··· Entries ···
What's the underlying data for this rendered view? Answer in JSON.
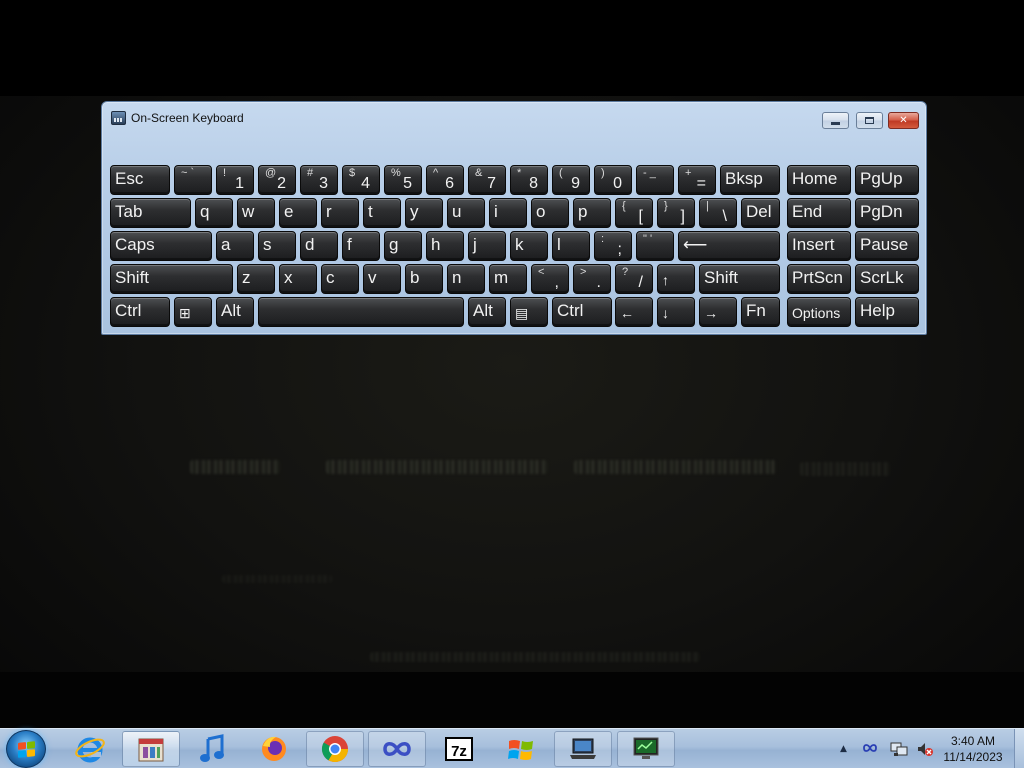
{
  "window": {
    "title": "On-Screen Keyboard",
    "controls": {
      "minimize": "",
      "maximize": "",
      "close": "✕"
    }
  },
  "keys": {
    "esc": "Esc",
    "tilde_sec": "~ `",
    "d1_sec": "!",
    "d1": "1",
    "d2_sec": "@",
    "d2": "2",
    "d3_sec": "#",
    "d3": "3",
    "d4_sec": "$",
    "d4": "4",
    "d5_sec": "%",
    "d5": "5",
    "d6_sec": "^",
    "d6": "6",
    "d7_sec": "&",
    "d7": "7",
    "d8_sec": "*",
    "d8": "8",
    "d9_sec": "(",
    "d9": "9",
    "d0_sec": ")",
    "d0": "0",
    "minus_sec": "- _",
    "plus_sec": "+",
    "equals": "=",
    "bksp": "Bksp",
    "home": "Home",
    "pgup": "PgUp",
    "tab": "Tab",
    "q": "q",
    "w": "w",
    "e": "e",
    "r": "r",
    "t": "t",
    "y": "y",
    "u": "u",
    "i": "i",
    "o": "o",
    "p": "p",
    "lbracket_sec": "{",
    "lbracket": "[",
    "rbracket_sec": "}",
    "rbracket": "]",
    "backslash_sec": "|",
    "backslash": "\\",
    "del": "Del",
    "end": "End",
    "pgdn": "PgDn",
    "caps": "Caps",
    "a": "a",
    "s": "s",
    "d": "d",
    "f": "f",
    "g": "g",
    "h": "h",
    "j": "j",
    "k": "k",
    "l": "l",
    "semicolon_sec": ":",
    "semicolon": ";",
    "quote_sec": "\" '",
    "enter": "⟵",
    "insert": "Insert",
    "pause": "Pause",
    "shift": "Shift",
    "z": "z",
    "x": "x",
    "c": "c",
    "v": "v",
    "b": "b",
    "n": "n",
    "m": "m",
    "comma_sec": "<",
    "comma": ",",
    "period_sec": ">",
    "period": ".",
    "slash_sec": "?",
    "slash": "/",
    "up": "↑",
    "shift_r": "Shift",
    "prtscn": "PrtScn",
    "scrlk": "ScrLk",
    "ctrl": "Ctrl",
    "win": "⊞",
    "alt": "Alt",
    "alt_r": "Alt",
    "menu": "▤",
    "ctrl_r": "Ctrl",
    "left": "←",
    "down": "↓",
    "right": "→",
    "fn": "Fn",
    "options": "Options",
    "help": "Help"
  },
  "taskbar": {
    "items": [
      "start",
      "internet-explorer",
      "app-store-box",
      "music",
      "firefox",
      "chrome",
      "infinity-app",
      "7zip",
      "windows-flag-app",
      "laptop-app",
      "monitor-app"
    ],
    "tray_arrow": "▲",
    "clock": {
      "time": "3:40 AM",
      "date": "11/14/2023"
    }
  }
}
···
= Directive =
From the listing above, print every entry precisely and drop the pictures.

= Exercise answer =
What's the underlying data for this rendered view? Answer in JSON.
{
  "window": {
    "title": "On-Screen Keyboard",
    "controls": {
      "minimize": "",
      "maximize": "",
      "close": "✕"
    }
  },
  "keys": {
    "esc": "Esc",
    "tilde_sec": "~ `",
    "d1_sec": "!",
    "d1": "1",
    "d2_sec": "@",
    "d2": "2",
    "d3_sec": "#",
    "d3": "3",
    "d4_sec": "$",
    "d4": "4",
    "d5_sec": "%",
    "d5": "5",
    "d6_sec": "^",
    "d6": "6",
    "d7_sec": "&",
    "d7": "7",
    "d8_sec": "*",
    "d8": "8",
    "d9_sec": "(",
    "d9": "9",
    "d0_sec": ")",
    "d0": "0",
    "minus_sec": "- _",
    "plus_sec": "+",
    "equals": "=",
    "bksp": "Bksp",
    "home": "Home",
    "pgup": "PgUp",
    "tab": "Tab",
    "q": "q",
    "w": "w",
    "e": "e",
    "r": "r",
    "t": "t",
    "y": "y",
    "u": "u",
    "i": "i",
    "o": "o",
    "p": "p",
    "lbracket_sec": "{",
    "lbracket": "[",
    "rbracket_sec": "}",
    "rbracket": "]",
    "backslash_sec": "|",
    "backslash": "\\",
    "del": "Del",
    "end": "End",
    "pgdn": "PgDn",
    "caps": "Caps",
    "a": "a",
    "s": "s",
    "d": "d",
    "f": "f",
    "g": "g",
    "h": "h",
    "j": "j",
    "k": "k",
    "l": "l",
    "semicolon_sec": ":",
    "semicolon": ";",
    "quote_sec": "\" '",
    "enter": "⟵",
    "insert": "Insert",
    "pause": "Pause",
    "shift": "Shift",
    "z": "z",
    "x": "x",
    "c": "c",
    "v": "v",
    "b": "b",
    "n": "n",
    "m": "m",
    "comma_sec": "<",
    "comma": ",",
    "period_sec": ">",
    "period": ".",
    "slash_sec": "?",
    "slash": "/",
    "up": "↑",
    "shift_r": "Shift",
    "prtscn": "PrtScn",
    "scrlk": "ScrLk",
    "ctrl": "Ctrl",
    "win": "⊞",
    "alt": "Alt",
    "alt_r": "Alt",
    "menu": "▤",
    "ctrl_r": "Ctrl",
    "left": "←",
    "down": "↓",
    "right": "→",
    "fn": "Fn",
    "options": "Options",
    "help": "Help"
  },
  "taskbar": {
    "items": [
      "start",
      "internet-explorer",
      "app-store-box",
      "music",
      "firefox",
      "chrome",
      "infinity-app",
      "7zip",
      "windows-flag-app",
      "laptop-app",
      "monitor-app"
    ],
    "tray_arrow": "▲",
    "clock": {
      "time": "3:40 AM",
      "date": "11/14/2023"
    }
  }
}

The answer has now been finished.